» **GIVEN TASK**
All entries should be output exactly as they stand.
***** LISTED ENTRIES *****
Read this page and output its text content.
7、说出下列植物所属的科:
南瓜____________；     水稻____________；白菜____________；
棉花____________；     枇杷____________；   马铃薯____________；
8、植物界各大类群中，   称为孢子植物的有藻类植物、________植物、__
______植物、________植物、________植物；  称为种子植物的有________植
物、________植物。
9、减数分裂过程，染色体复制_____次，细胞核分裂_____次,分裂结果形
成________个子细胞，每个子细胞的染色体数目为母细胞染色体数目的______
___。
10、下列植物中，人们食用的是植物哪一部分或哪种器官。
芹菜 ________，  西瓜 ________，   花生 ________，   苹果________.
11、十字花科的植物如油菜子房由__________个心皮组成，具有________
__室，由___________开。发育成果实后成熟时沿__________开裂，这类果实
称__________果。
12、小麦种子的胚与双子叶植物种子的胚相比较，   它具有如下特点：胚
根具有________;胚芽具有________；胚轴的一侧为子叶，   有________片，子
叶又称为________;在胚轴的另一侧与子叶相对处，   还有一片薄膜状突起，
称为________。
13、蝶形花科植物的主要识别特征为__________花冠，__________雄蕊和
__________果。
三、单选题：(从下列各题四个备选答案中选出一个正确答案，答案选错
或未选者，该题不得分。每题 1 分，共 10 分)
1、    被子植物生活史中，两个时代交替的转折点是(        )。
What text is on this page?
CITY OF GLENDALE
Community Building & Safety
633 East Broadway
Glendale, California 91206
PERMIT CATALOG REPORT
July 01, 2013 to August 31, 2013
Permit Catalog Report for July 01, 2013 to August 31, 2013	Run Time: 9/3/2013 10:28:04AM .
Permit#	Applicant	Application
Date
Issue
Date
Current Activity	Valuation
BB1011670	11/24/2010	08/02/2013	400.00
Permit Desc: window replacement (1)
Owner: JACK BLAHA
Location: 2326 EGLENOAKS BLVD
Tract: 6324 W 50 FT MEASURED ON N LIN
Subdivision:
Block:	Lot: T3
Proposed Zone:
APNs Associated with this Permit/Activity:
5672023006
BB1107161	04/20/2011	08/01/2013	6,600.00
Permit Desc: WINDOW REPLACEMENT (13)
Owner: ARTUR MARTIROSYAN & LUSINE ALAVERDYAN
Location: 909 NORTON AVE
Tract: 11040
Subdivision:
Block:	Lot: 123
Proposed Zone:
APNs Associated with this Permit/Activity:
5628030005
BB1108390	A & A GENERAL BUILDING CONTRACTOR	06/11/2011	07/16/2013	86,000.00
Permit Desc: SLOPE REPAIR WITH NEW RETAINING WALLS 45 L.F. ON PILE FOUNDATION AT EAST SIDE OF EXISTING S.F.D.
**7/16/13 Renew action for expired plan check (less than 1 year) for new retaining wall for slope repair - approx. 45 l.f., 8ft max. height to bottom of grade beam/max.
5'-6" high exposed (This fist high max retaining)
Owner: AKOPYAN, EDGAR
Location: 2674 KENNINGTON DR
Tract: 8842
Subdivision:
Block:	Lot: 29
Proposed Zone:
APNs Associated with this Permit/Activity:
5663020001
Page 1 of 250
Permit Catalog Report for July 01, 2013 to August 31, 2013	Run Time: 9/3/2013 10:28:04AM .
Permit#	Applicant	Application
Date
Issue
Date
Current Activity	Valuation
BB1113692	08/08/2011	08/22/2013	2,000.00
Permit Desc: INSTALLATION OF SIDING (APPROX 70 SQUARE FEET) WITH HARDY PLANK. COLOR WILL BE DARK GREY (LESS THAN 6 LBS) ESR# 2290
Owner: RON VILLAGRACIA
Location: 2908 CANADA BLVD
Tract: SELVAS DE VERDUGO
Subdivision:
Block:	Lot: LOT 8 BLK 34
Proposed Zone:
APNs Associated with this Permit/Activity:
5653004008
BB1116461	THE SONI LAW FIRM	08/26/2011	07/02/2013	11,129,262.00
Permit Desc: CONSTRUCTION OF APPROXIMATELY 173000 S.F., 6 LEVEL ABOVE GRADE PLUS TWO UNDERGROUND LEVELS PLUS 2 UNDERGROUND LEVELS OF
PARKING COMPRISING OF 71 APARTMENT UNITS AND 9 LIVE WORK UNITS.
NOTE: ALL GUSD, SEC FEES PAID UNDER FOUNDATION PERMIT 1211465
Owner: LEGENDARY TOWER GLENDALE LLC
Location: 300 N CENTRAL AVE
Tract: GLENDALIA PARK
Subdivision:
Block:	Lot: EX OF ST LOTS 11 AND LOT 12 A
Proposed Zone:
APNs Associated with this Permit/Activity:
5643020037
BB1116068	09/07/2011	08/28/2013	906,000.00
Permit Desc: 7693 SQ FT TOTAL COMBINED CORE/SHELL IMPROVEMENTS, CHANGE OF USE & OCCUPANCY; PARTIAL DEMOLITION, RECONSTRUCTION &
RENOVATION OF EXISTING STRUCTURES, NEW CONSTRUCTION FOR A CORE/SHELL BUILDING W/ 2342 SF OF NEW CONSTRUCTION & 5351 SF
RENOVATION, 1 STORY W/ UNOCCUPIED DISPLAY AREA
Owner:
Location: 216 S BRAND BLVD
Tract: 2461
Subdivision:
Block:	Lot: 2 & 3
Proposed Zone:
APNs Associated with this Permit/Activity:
*****
» **ANSWER BELOW**
Read this page and output its text content.
7、说出下列植物所属的科:
南瓜____________；     水稻____________；白菜____________；
棉花____________；     枇杷____________；   马铃薯____________；
8、植物界各大类群中，   称为孢子植物的有藻类植物、________植物、__
______植物、________植物、________植物；  称为种子植物的有________植
物、________植物。
9、减数分裂过程，染色体复制_____次，细胞核分裂_____次,分裂结果形
成________个子细胞，每个子细胞的染色体数目为母细胞染色体数目的______
___。
10、下列植物中，人们食用的是植物哪一部分或哪种器官。
芹菜 ________，  西瓜 ________，   花生 ________，   苹果________.
11、十字花科的植物如油菜子房由__________个心皮组成，具有________
__室，由___________开。发育成果实后成熟时沿__________开裂，这类果实
称__________果。
12、小麦种子的胚与双子叶植物种子的胚相比较，   它具有如下特点：胚
根具有________;胚芽具有________；胚轴的一侧为子叶，   有________片，子
叶又称为________;在胚轴的另一侧与子叶相对处，   还有一片薄膜状突起，
称为________。
13、蝶形花科植物的主要识别特征为__________花冠，__________雄蕊和
__________果。
三、单选题：(从下列各题四个备选答案中选出一个正确答案，答案选错
或未选者，该题不得分。每题 1 分，共 10 分)
1、    被子植物生活史中，两个时代交替的转折点是(        )。
What text is on this page?
CITY OF GLENDALE
Community Building & Safety
633 East Broadway
Glendale, California 91206
PERMIT CATALOG REPORT
July 01, 2013 to August 31, 2013
Permit Catalog Report for July 01, 2013 to August 31, 2013	Run Time: 9/3/2013 10:28:04AM .
Permit#	Applicant	Application
Date
Issue
Date
Current Activity	Valuation
BB1011670	11/24/2010	08/02/2013	400.00
Permit Desc: window replacement (1)
Owner: JACK BLAHA
Location: 2326 EGLENOAKS BLVD
Tract: 6324 W 50 FT MEASURED ON N LIN
Subdivision:
Block:	Lot: T3
Proposed Zone:
APNs Associated with this Permit/Activity:
5672023006
BB1107161	04/20/2011	08/01/2013	6,600.00
Permit Desc: WINDOW REPLACEMENT (13)
Owner: ARTUR MARTIROSYAN & LUSINE ALAVERDYAN
Location: 909 NORTON AVE
Tract: 11040
Subdivision:
Block:	Lot: 123
Proposed Zone:
APNs Associated with this Permit/Activity:
5628030005
BB1108390	A & A GENERAL BUILDING CONTRACTOR	06/11/2011	07/16/2013	86,000.00
Permit Desc: SLOPE REPAIR WITH NEW RETAINING WALLS 45 L.F. ON PILE FOUNDATION AT EAST SIDE OF EXISTING S.F.D.
**7/16/13 Renew action for expired plan check (less than 1 year) for new retaining wall for slope repair - approx. 45 l.f., 8ft max. height to bottom of grade beam/max.
5'-6" high exposed (This fist high max retaining)
Owner: AKOPYAN, EDGAR
Location: 2674 KENNINGTON DR
Tract: 8842
Subdivision:
Block:	Lot: 29
Proposed Zone:
APNs Associated with this Permit/Activity:
5663020001
Page 1 of 250
Permit Catalog Report for July 01, 2013 to August 31, 2013	Run Time: 9/3/2013 10:28:04AM .
Permit#	Applicant	Application
Date
Issue
Date
Current Activity	Valuation
BB1113692	08/08/2011	08/22/2013	2,000.00
Permit Desc: INSTALLATION OF SIDING (APPROX 70 SQUARE FEET) WITH HARDY PLANK. COLOR WILL BE DARK GREY (LESS THAN 6 LBS) ESR# 2290
Owner: RON VILLAGRACIA
Location: 2908 CANADA BLVD
Tract: SELVAS DE VERDUGO
Subdivision:
Block:	Lot: LOT 8 BLK 34
Proposed Zone:
APNs Associated with this Permit/Activity:
5653004008
BB1116461	THE SONI LAW FIRM	08/26/2011	07/02/2013	11,129,262.00
Permit Desc: CONSTRUCTION OF APPROXIMATELY 173000 S.F., 6 LEVEL ABOVE GRADE PLUS TWO UNDERGROUND LEVELS PLUS 2 UNDERGROUND LEVELS OF
PARKING COMPRISING OF 71 APARTMENT UNITS AND 9 LIVE WORK UNITS.
NOTE: ALL GUSD, SEC FEES PAID UNDER FOUNDATION PERMIT 1211465
Owner: LEGENDARY TOWER GLENDALE LLC
Location: 300 N CENTRAL AVE
Tract: GLENDALIA PARK
Subdivision:
Block:	Lot: EX OF ST LOTS 11 AND LOT 12 A
Proposed Zone:
APNs Associated with this Permit/Activity:
5643020037
BB1116068	09/07/2011	08/28/2013	906,000.00
Permit Desc: 7693 SQ FT TOTAL COMBINED CORE/SHELL IMPROVEMENTS, CHANGE OF USE & OCCUPANCY; PARTIAL DEMOLITION, RECONSTRUCTION &
RENOVATION OF EXISTING STRUCTURES, NEW CONSTRUCTION FOR A CORE/SHELL BUILDING W/ 2342 SF OF NEW CONSTRUCTION & 5351 SF
RENOVATION, 1 STORY W/ UNOCCUPIED DISPLAY AREA
Owner:
Location: 216 S BRAND BLVD
Tract: 2461
Subdivision:
Block:	Lot: 2 & 3
Proposed Zone:
APNs Associated with this Permit/Activity:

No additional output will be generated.